What you have to do => All the data below goes into the copy word for word, but the pictures don't.

══════════════════════════════

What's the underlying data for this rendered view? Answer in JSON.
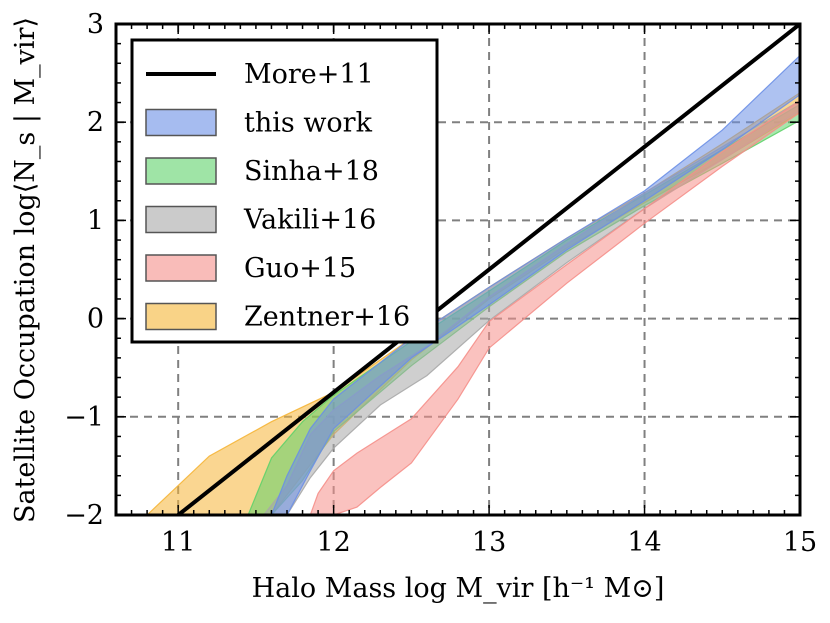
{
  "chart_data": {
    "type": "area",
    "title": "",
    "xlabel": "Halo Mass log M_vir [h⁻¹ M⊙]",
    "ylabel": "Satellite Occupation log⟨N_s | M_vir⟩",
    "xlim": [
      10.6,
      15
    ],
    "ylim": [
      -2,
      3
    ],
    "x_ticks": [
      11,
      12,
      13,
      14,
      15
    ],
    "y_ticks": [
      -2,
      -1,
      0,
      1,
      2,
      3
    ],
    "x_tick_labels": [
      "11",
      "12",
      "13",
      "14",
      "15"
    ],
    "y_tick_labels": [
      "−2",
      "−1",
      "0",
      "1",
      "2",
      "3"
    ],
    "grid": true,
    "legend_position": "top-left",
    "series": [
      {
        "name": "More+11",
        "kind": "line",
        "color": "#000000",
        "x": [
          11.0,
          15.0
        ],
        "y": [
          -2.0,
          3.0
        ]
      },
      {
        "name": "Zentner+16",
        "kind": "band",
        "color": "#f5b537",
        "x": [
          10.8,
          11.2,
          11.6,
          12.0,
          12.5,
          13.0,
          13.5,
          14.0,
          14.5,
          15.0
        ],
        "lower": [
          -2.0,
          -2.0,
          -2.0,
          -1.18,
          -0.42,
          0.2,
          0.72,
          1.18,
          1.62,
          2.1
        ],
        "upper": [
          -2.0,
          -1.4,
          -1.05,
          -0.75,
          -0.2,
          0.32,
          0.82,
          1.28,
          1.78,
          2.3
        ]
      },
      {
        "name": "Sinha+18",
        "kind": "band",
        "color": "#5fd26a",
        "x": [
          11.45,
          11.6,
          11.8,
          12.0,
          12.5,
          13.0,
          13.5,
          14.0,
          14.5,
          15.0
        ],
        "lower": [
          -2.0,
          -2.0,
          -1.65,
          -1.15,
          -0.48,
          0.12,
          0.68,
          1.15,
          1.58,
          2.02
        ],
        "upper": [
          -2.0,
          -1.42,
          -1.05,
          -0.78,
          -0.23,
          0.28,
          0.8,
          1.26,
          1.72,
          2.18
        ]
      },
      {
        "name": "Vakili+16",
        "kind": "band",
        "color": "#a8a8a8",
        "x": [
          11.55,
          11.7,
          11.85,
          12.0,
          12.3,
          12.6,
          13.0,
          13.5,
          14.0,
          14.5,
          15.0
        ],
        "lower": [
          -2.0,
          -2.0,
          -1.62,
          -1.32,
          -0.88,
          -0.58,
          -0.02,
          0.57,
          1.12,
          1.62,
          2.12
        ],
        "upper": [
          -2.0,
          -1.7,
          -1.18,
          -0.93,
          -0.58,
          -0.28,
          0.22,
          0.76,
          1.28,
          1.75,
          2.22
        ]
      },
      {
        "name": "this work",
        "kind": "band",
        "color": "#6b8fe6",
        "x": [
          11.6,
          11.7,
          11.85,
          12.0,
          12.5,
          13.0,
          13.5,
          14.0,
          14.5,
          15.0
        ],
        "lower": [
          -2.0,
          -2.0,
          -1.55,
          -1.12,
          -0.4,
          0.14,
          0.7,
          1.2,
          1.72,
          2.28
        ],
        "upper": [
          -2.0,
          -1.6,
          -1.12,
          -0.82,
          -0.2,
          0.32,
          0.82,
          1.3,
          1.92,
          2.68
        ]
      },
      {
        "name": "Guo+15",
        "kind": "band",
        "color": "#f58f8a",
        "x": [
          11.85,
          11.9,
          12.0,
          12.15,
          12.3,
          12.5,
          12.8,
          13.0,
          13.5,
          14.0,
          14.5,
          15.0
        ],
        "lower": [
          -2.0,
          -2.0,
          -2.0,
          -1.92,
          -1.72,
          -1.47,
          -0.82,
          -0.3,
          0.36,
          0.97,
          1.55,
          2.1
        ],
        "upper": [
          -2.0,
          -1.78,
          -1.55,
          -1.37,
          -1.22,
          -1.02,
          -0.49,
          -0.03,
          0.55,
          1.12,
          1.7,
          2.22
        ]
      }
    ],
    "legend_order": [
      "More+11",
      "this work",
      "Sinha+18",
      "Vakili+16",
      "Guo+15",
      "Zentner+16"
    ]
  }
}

══════════════════════════════

Solution =>
What's the underlying data for this rendered view? Answer in JSON.
{
  "chart_data": {
    "type": "area",
    "title": "",
    "xlabel": "Halo Mass log M_vir [h⁻¹ M⊙]",
    "ylabel": "Satellite Occupation log⟨N_s | M_vir⟩",
    "xlim": [
      10.6,
      15
    ],
    "ylim": [
      -2,
      3
    ],
    "x_ticks": [
      11,
      12,
      13,
      14,
      15
    ],
    "y_ticks": [
      -2,
      -1,
      0,
      1,
      2,
      3
    ],
    "x_tick_labels": [
      "11",
      "12",
      "13",
      "14",
      "15"
    ],
    "y_tick_labels": [
      "−2",
      "−1",
      "0",
      "1",
      "2",
      "3"
    ],
    "grid": true,
    "legend_position": "top-left",
    "series": [
      {
        "name": "More+11",
        "kind": "line",
        "color": "#000000",
        "x": [
          11.0,
          15.0
        ],
        "y": [
          -2.0,
          3.0
        ]
      },
      {
        "name": "Zentner+16",
        "kind": "band",
        "color": "#f5b537",
        "x": [
          10.8,
          11.2,
          11.6,
          12.0,
          12.5,
          13.0,
          13.5,
          14.0,
          14.5,
          15.0
        ],
        "lower": [
          -2.0,
          -2.0,
          -2.0,
          -1.18,
          -0.42,
          0.2,
          0.72,
          1.18,
          1.62,
          2.1
        ],
        "upper": [
          -2.0,
          -1.4,
          -1.05,
          -0.75,
          -0.2,
          0.32,
          0.82,
          1.28,
          1.78,
          2.3
        ]
      },
      {
        "name": "Sinha+18",
        "kind": "band",
        "color": "#5fd26a",
        "x": [
          11.45,
          11.6,
          11.8,
          12.0,
          12.5,
          13.0,
          13.5,
          14.0,
          14.5,
          15.0
        ],
        "lower": [
          -2.0,
          -2.0,
          -1.65,
          -1.15,
          -0.48,
          0.12,
          0.68,
          1.15,
          1.58,
          2.02
        ],
        "upper": [
          -2.0,
          -1.42,
          -1.05,
          -0.78,
          -0.23,
          0.28,
          0.8,
          1.26,
          1.72,
          2.18
        ]
      },
      {
        "name": "Vakili+16",
        "kind": "band",
        "color": "#a8a8a8",
        "x": [
          11.55,
          11.7,
          11.85,
          12.0,
          12.3,
          12.6,
          13.0,
          13.5,
          14.0,
          14.5,
          15.0
        ],
        "lower": [
          -2.0,
          -2.0,
          -1.62,
          -1.32,
          -0.88,
          -0.58,
          -0.02,
          0.57,
          1.12,
          1.62,
          2.12
        ],
        "upper": [
          -2.0,
          -1.7,
          -1.18,
          -0.93,
          -0.58,
          -0.28,
          0.22,
          0.76,
          1.28,
          1.75,
          2.22
        ]
      },
      {
        "name": "this work",
        "kind": "band",
        "color": "#6b8fe6",
        "x": [
          11.6,
          11.7,
          11.85,
          12.0,
          12.5,
          13.0,
          13.5,
          14.0,
          14.5,
          15.0
        ],
        "lower": [
          -2.0,
          -2.0,
          -1.55,
          -1.12,
          -0.4,
          0.14,
          0.7,
          1.2,
          1.72,
          2.28
        ],
        "upper": [
          -2.0,
          -1.6,
          -1.12,
          -0.82,
          -0.2,
          0.32,
          0.82,
          1.3,
          1.92,
          2.68
        ]
      },
      {
        "name": "Guo+15",
        "kind": "band",
        "color": "#f58f8a",
        "x": [
          11.85,
          11.9,
          12.0,
          12.15,
          12.3,
          12.5,
          12.8,
          13.0,
          13.5,
          14.0,
          14.5,
          15.0
        ],
        "lower": [
          -2.0,
          -2.0,
          -2.0,
          -1.92,
          -1.72,
          -1.47,
          -0.82,
          -0.3,
          0.36,
          0.97,
          1.55,
          2.1
        ],
        "upper": [
          -2.0,
          -1.78,
          -1.55,
          -1.37,
          -1.22,
          -1.02,
          -0.49,
          -0.03,
          0.55,
          1.12,
          1.7,
          2.22
        ]
      }
    ],
    "legend_order": [
      "More+11",
      "this work",
      "Sinha+18",
      "Vakili+16",
      "Guo+15",
      "Zentner+16"
    ]
  }
}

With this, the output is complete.